== Directive ==
Without including any images, repeat the data exactly.

== Source material ==
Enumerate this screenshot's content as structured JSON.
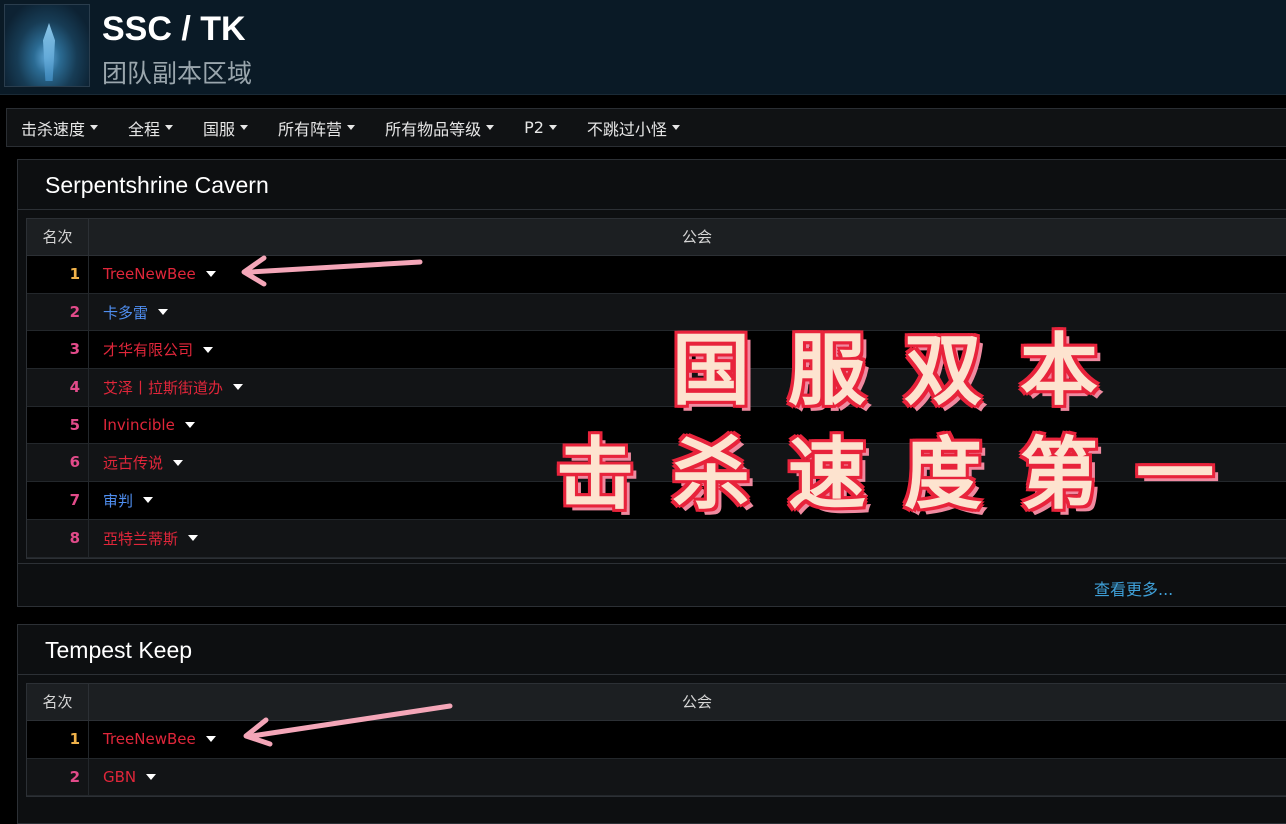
{
  "header": {
    "title": "SSC / TK",
    "subtitle": "团队副本区域"
  },
  "filters": [
    {
      "label": "击杀速度"
    },
    {
      "label": "全程"
    },
    {
      "label": "国服"
    },
    {
      "label": "所有阵营"
    },
    {
      "label": "所有物品等级"
    },
    {
      "label": "P2"
    },
    {
      "label": "不跳过小怪"
    }
  ],
  "panels": [
    {
      "title": "Serpentshrine Cavern",
      "col_rank": "名次",
      "col_guild": "公会",
      "rows": [
        {
          "rank": "1",
          "rank_color": "#f0b24a",
          "guild": "TreeNewBee",
          "guild_color": "#e0263a"
        },
        {
          "rank": "2",
          "rank_color": "#e24b8a",
          "guild": "卡多雷",
          "guild_color": "#4f8ef0"
        },
        {
          "rank": "3",
          "rank_color": "#e24b8a",
          "guild": "才华有限公司",
          "guild_color": "#e0263a"
        },
        {
          "rank": "4",
          "rank_color": "#e24b8a",
          "guild": "艾泽丨拉斯街道办",
          "guild_color": "#e0263a"
        },
        {
          "rank": "5",
          "rank_color": "#e24b8a",
          "guild": "Invincible",
          "guild_color": "#e0263a"
        },
        {
          "rank": "6",
          "rank_color": "#e24b8a",
          "guild": "远古传说",
          "guild_color": "#e0263a"
        },
        {
          "rank": "7",
          "rank_color": "#e24b8a",
          "guild": "审判",
          "guild_color": "#4f8ef0"
        },
        {
          "rank": "8",
          "rank_color": "#e24b8a",
          "guild": "亞特兰蒂斯",
          "guild_color": "#e0263a"
        }
      ],
      "view_more": "查看更多..."
    },
    {
      "title": "Tempest Keep",
      "col_rank": "名次",
      "col_guild": "公会",
      "rows": [
        {
          "rank": "1",
          "rank_color": "#f0b24a",
          "guild": "TreeNewBee",
          "guild_color": "#e0263a"
        },
        {
          "rank": "2",
          "rank_color": "#e24b8a",
          "guild": "GBN",
          "guild_color": "#e0263a"
        }
      ]
    }
  ],
  "overlay": {
    "line1": "国服双本",
    "line2": "击杀速度第一"
  },
  "colors": {
    "accent_link": "#3fa0d8",
    "horde_red": "#e0263a",
    "alliance_blue": "#4f8ef0",
    "arrow_pink": "#f4a6b8"
  }
}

== Expected output ==
Enumerate this screenshot's content as structured JSON.
{
  "header": {
    "title": "SSC / TK",
    "subtitle": "团队副本区域"
  },
  "filters": [
    {
      "label": "击杀速度"
    },
    {
      "label": "全程"
    },
    {
      "label": "国服"
    },
    {
      "label": "所有阵营"
    },
    {
      "label": "所有物品等级"
    },
    {
      "label": "P2"
    },
    {
      "label": "不跳过小怪"
    }
  ],
  "panels": [
    {
      "title": "Serpentshrine Cavern",
      "col_rank": "名次",
      "col_guild": "公会",
      "rows": [
        {
          "rank": "1",
          "rank_color": "#f0b24a",
          "guild": "TreeNewBee",
          "guild_color": "#e0263a"
        },
        {
          "rank": "2",
          "rank_color": "#e24b8a",
          "guild": "卡多雷",
          "guild_color": "#4f8ef0"
        },
        {
          "rank": "3",
          "rank_color": "#e24b8a",
          "guild": "才华有限公司",
          "guild_color": "#e0263a"
        },
        {
          "rank": "4",
          "rank_color": "#e24b8a",
          "guild": "艾泽丨拉斯街道办",
          "guild_color": "#e0263a"
        },
        {
          "rank": "5",
          "rank_color": "#e24b8a",
          "guild": "Invincible",
          "guild_color": "#e0263a"
        },
        {
          "rank": "6",
          "rank_color": "#e24b8a",
          "guild": "远古传说",
          "guild_color": "#e0263a"
        },
        {
          "rank": "7",
          "rank_color": "#e24b8a",
          "guild": "审判",
          "guild_color": "#4f8ef0"
        },
        {
          "rank": "8",
          "rank_color": "#e24b8a",
          "guild": "亞特兰蒂斯",
          "guild_color": "#e0263a"
        }
      ],
      "view_more": "查看更多..."
    },
    {
      "title": "Tempest Keep",
      "col_rank": "名次",
      "col_guild": "公会",
      "rows": [
        {
          "rank": "1",
          "rank_color": "#f0b24a",
          "guild": "TreeNewBee",
          "guild_color": "#e0263a"
        },
        {
          "rank": "2",
          "rank_color": "#e24b8a",
          "guild": "GBN",
          "guild_color": "#e0263a"
        }
      ]
    }
  ],
  "overlay": {
    "line1": "国服双本",
    "line2": "击杀速度第一"
  },
  "colors": {
    "accent_link": "#3fa0d8",
    "horde_red": "#e0263a",
    "alliance_blue": "#4f8ef0",
    "arrow_pink": "#f4a6b8"
  }
}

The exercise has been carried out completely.